EXCERTO DO TEXTO:
Cabeças à volta com linguagem jurídica? Ciência explica porque é que os documentos legais são difíceis de entender para a maioria das pessoas
Father Brown – Cora Kirk
Os documentos legais são frequentemente conhecidos pela sua
complexidade e pela dificuldade que apresentam na sua interpretação. Um novo
estudo, realizado por investigadores da Universidade de Chicago, do Instituto
de Tecnologia de Massachusetts (MIT) e da Universidade de Melbourne, sugere
que este fenómeno, muitas vezes denominado “juridiquês”, está profundamente
enraizado na forma como a sociedade vê a lei e o seu propósito. O estudo propõe que esta linguagem complexa é usada para
transmitir uma sensação de autoridade e conhecimento.
O uso do juridiquês, que se caracteriza por termos técnicos e
construções gramaticais complexas, não está apenas reservado aos
advogados. Segundo a investigação, até os não juristas tendem a recorrer a este
tipo de linguagem em contextos legais, o que demonstra o quanto está enraizado
na cultura geral. “As pessoas parecem perceber que há uma regra implícita de
que as leis devem soar desta forma, e por isso escrevem-nas assim”, explica
Edward Gibson, um dos cientistas cognitivos envolvidos no estudo, pertencente
ao MIT.
Complexidade legal comparada
a feitiços
O estudo sugere que, à semelhança de como os feitiços mágicos são
frequentemente expressos com uma linguagem grandiosa e rebuscada, as leis
tendem a adotar um estilo mais elaborado para conferir maior importância e peso
às suas palavras. A complexidade da linguagem jurídica, de acordo com os
investigadores, pode ser vista como um reflexo dessa tendência. No entanto,
isso pode ter consequências negativas, já que documentos legais podem tornar-se
quase impossíveis de decifrar para o cidadão comum.
O estudo destaca um fenómeno conhecido como “inserção
central” (center-embedding), em
que definições longas e complexas são incluídas no meio das frases. Esta
prática contribui significativamente para a dificuldade de compreensão dos
textos jurídicos, algo que foi anteriormente identificado por investigações
anteriores.

LINHAS DE DADOS:
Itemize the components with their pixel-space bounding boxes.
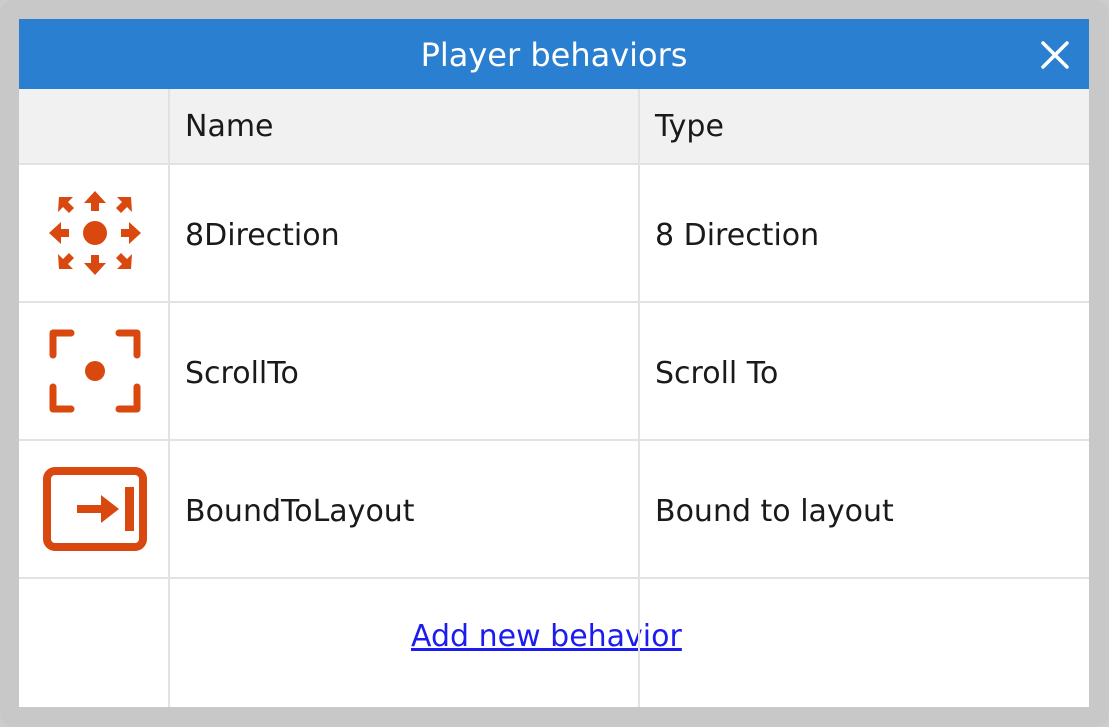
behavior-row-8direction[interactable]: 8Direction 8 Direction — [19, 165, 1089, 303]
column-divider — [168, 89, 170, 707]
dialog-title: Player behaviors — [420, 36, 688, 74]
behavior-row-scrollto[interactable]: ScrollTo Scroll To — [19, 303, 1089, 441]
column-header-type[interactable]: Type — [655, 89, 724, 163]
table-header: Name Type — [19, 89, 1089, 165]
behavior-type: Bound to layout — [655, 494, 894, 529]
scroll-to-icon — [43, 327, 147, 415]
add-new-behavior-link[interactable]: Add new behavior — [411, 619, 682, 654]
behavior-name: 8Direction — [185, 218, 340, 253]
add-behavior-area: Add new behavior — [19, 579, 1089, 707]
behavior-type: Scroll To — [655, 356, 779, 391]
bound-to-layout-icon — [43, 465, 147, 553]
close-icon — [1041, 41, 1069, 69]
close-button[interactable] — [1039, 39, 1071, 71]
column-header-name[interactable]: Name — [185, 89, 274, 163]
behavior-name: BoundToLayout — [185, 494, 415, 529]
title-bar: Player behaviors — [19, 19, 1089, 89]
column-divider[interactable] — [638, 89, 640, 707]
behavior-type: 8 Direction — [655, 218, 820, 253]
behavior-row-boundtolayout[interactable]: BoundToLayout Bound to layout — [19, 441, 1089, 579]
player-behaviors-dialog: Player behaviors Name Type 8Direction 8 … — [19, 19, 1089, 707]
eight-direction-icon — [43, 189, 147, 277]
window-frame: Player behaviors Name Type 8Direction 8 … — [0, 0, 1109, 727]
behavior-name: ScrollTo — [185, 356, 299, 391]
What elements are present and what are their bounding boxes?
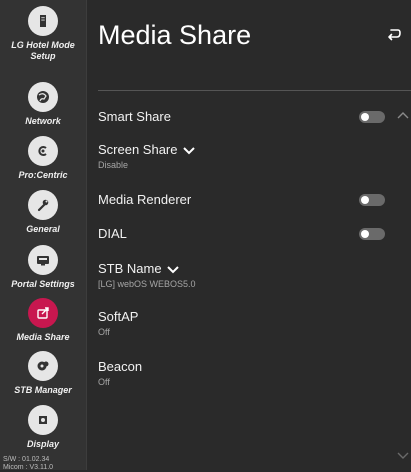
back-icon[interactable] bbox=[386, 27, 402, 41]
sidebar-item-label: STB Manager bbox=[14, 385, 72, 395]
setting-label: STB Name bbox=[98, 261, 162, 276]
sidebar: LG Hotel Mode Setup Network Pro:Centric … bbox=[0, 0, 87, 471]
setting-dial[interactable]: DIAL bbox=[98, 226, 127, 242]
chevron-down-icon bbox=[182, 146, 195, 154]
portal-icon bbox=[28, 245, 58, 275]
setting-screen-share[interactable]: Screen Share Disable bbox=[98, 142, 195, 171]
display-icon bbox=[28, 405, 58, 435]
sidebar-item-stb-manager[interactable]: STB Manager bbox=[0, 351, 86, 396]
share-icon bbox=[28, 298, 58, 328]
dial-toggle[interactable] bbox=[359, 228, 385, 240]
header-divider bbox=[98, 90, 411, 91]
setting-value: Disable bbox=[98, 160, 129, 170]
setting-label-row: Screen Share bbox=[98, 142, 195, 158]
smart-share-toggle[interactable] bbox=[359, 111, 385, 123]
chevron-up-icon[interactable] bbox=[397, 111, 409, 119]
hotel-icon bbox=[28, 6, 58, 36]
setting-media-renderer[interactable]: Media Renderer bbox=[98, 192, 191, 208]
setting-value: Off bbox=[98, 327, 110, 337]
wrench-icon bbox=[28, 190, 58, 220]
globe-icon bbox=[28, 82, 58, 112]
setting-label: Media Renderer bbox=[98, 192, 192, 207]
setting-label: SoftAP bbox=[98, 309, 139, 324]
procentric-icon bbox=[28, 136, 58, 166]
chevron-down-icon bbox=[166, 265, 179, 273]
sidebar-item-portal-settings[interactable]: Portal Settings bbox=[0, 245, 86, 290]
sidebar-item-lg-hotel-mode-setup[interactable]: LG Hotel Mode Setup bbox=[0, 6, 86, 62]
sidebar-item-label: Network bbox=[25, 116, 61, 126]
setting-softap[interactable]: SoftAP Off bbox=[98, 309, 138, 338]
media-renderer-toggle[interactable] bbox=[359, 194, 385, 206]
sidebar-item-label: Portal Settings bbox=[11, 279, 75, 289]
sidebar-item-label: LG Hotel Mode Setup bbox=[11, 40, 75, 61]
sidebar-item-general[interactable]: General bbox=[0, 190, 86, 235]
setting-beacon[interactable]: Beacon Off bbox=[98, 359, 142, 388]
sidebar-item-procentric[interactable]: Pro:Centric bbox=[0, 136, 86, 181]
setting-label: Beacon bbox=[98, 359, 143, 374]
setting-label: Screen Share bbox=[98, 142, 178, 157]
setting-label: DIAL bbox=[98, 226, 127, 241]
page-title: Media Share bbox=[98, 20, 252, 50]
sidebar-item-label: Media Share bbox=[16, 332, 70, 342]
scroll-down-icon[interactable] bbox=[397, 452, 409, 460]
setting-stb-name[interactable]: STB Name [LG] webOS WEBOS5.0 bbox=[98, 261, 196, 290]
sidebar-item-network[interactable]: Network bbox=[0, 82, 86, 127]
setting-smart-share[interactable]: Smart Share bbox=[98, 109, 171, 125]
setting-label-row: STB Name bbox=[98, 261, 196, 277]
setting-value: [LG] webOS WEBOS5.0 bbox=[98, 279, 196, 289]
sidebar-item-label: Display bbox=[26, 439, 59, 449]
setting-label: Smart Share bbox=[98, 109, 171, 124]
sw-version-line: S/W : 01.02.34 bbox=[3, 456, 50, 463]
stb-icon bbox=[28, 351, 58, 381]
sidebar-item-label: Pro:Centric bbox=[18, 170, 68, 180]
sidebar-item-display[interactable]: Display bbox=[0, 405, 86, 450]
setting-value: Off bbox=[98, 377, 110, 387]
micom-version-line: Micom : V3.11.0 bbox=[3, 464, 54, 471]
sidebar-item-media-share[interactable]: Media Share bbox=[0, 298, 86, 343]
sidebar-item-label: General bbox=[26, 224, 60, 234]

CONJUNTO DE TAREFAS:
1 – Indique se cada afirmação concorda com o texto sobre linguagem jurídica, respondendo sim ou não e citando as palavras do texto que o decidem: (a) o estudo foi realizado por investigadores de três instituições; (b) segundo a investigação, só os advogados usam o juridiquês; (c) Edward Gibson pertence à Universidade de Melbourne.
2 – Enumere todas as instituições a que pertencem os investigadores que realizaram o estudo, segundo o texto sobre linguagem jurídica.
3 – Reproduza sem alterações um trecho do texto sobre linguagem jurídica: comece nas palavras "Complexidade legal comparada" e termine depois de "o cidadão comum.".
O material provém de outra fonte.

RESULTADOS DO EXERCÍCIO:
1 –
(a) Sim: "realizado por investigadores da Universidade de Chicago, do Instituto de Tecnologia de Massachusetts (MIT) e da Universidade de Melbourne".
(b) Não: "não está apenas reservado aos advogados" e "até os não juristas tendem a recorrer a este tipo de linguagem em contextos legais".
(c) Não: "Edward Gibson, um dos cientistas cognitivos envolvidos no estudo, pertencente ao MIT".

2 –
Universidade de Chicago
Instituto de Tecnologia de Massachusetts (MIT)
Universidade de Melbourne

3 –
Complexidade legal comparada
a feitiços
O estudo sugere que, à semelhança de como os feitiços mágicos são
frequentemente expressos com uma linguagem grandiosa e rebuscada, as leis
tendem a adotar um estilo mais elaborado para conferir maior importância e peso
às suas palavras. A complexidade da linguagem jurídica, de acordo com os
investigadores, pode ser vista como um reflexo dessa tendência. No entanto,
isso pode ter consequências negativas, já que documentos legais podem tornar-se
quase impossíveis de decifrar para o cidadão comum.